- Supplied information -
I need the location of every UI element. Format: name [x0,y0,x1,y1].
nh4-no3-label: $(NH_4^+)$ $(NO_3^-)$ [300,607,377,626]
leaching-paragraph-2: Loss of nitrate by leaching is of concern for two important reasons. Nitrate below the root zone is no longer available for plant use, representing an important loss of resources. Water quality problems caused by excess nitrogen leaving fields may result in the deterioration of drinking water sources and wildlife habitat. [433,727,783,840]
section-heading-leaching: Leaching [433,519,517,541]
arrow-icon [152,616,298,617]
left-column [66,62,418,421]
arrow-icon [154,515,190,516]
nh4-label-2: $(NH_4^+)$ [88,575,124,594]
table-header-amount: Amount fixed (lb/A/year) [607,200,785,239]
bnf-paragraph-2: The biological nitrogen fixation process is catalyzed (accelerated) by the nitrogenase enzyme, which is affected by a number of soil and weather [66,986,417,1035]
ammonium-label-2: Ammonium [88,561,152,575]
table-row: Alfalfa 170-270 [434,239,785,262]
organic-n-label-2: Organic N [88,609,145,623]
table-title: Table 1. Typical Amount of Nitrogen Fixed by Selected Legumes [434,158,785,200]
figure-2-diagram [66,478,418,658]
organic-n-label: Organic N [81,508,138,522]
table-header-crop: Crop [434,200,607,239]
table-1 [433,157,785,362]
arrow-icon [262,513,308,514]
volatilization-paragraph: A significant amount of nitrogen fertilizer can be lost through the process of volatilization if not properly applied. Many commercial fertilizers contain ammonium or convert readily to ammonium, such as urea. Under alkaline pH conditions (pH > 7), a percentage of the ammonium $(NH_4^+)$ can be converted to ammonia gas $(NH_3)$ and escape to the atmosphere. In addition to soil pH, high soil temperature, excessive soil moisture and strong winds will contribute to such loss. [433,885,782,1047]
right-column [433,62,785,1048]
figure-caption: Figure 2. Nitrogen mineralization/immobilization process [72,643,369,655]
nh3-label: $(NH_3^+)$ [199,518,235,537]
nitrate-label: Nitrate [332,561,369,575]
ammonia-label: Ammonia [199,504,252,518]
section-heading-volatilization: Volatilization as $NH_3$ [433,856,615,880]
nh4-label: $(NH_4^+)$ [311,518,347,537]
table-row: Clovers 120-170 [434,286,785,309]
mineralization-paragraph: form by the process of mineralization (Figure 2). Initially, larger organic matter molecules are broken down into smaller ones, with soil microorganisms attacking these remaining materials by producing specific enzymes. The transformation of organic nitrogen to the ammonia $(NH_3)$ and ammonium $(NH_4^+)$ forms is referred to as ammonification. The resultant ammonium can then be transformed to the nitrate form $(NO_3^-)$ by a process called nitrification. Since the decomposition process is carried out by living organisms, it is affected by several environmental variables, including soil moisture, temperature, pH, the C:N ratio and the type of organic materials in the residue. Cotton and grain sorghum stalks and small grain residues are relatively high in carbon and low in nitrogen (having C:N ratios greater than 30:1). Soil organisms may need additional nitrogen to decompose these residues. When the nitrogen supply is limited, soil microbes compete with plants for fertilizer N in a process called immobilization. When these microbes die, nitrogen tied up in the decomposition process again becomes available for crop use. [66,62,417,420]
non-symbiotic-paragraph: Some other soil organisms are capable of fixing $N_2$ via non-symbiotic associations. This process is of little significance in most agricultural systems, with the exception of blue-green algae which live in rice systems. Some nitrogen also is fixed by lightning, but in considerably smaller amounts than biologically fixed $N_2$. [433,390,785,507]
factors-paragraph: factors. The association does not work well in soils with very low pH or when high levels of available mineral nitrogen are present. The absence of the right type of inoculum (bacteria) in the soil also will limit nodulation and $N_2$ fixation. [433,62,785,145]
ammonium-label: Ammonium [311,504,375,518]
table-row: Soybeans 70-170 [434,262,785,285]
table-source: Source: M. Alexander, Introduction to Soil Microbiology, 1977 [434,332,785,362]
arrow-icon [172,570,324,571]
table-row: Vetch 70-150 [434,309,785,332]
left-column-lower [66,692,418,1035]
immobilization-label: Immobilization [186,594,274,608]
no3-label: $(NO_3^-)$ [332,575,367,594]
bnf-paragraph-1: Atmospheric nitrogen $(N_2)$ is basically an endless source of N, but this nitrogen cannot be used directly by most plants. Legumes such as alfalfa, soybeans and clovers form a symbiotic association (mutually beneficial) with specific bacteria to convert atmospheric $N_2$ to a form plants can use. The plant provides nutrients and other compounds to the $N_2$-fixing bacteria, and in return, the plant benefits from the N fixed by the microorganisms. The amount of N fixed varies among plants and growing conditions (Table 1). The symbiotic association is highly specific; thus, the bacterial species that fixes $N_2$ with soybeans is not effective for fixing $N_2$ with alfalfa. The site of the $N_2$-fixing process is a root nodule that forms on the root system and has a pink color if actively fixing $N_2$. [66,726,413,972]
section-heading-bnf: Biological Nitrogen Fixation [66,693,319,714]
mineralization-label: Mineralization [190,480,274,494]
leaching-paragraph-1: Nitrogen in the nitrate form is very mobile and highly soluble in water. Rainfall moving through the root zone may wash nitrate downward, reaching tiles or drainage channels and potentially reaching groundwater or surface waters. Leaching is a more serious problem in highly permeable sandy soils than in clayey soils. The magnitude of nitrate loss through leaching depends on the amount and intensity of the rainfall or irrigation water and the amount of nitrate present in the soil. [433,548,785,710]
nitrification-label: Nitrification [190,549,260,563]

- Try it -
Tell how many lines in the entries contain the string "header". Give the number and nothing more.

- Result of the task -
2